**Instruction**
In the entries below, find every line with "prezzo" and copy it.

(Dataset entries)
** BEGIN **

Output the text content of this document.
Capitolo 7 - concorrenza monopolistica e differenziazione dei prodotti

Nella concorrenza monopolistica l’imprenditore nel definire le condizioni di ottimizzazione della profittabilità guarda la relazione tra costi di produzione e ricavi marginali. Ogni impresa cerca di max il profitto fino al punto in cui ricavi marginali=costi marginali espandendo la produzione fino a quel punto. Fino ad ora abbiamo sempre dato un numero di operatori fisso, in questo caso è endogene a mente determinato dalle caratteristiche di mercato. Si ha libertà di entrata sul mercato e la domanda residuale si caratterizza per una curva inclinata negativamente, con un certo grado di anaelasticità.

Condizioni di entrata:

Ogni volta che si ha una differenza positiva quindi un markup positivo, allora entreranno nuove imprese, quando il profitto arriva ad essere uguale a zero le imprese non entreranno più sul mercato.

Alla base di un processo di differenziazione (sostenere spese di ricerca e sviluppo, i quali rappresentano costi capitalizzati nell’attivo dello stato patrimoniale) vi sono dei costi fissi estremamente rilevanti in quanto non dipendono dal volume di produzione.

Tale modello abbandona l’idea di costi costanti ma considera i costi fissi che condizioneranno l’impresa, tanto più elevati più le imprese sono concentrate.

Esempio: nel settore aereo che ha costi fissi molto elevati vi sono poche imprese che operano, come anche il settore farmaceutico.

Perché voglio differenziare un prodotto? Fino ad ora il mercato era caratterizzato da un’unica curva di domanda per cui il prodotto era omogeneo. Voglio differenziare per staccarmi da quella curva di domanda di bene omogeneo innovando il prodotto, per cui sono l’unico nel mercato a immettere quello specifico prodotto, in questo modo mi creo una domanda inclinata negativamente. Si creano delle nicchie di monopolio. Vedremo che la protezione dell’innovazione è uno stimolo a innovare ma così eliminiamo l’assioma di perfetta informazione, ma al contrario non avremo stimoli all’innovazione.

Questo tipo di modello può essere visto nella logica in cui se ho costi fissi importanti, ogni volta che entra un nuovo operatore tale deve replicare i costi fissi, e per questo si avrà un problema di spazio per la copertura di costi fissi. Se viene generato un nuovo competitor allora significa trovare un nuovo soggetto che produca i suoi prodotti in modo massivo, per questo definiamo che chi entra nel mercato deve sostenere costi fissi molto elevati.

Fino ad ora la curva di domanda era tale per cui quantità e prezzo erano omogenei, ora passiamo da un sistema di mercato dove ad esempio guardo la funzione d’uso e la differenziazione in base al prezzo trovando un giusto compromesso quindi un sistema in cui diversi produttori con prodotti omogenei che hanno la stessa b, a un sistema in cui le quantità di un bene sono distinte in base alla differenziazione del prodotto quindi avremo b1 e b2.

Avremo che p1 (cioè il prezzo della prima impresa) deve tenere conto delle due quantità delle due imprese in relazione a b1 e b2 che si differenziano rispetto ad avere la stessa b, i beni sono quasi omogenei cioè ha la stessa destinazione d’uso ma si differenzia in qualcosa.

** END **

**Output of the task**
Fino ad ora la curva di domanda era tale per cui quantità e prezzo erano omogenei, ora passiamo da un sistema di mercato dove ad esempio guardo la funzione d’uso e la differenziazione in base al prezzo trovando un giusto compromesso quindi un sistema in cui diversi produttori con prodotti omogenei che hanno la stessa b, a un sistema in cui le quantità di un bene sono distinte in base alla differenziazione del prodotto quindi avremo b1 e b2.
Avremo che p1 (cioè il prezzo della prima impresa) deve tenere conto delle due quantità delle due imprese in relazione a b1 e b2 che si differenziano rispetto ad avere la stessa b, i beni sono quasi omogenei cioè ha la stessa destinazione d’uso ma si differenzia in qualcosa.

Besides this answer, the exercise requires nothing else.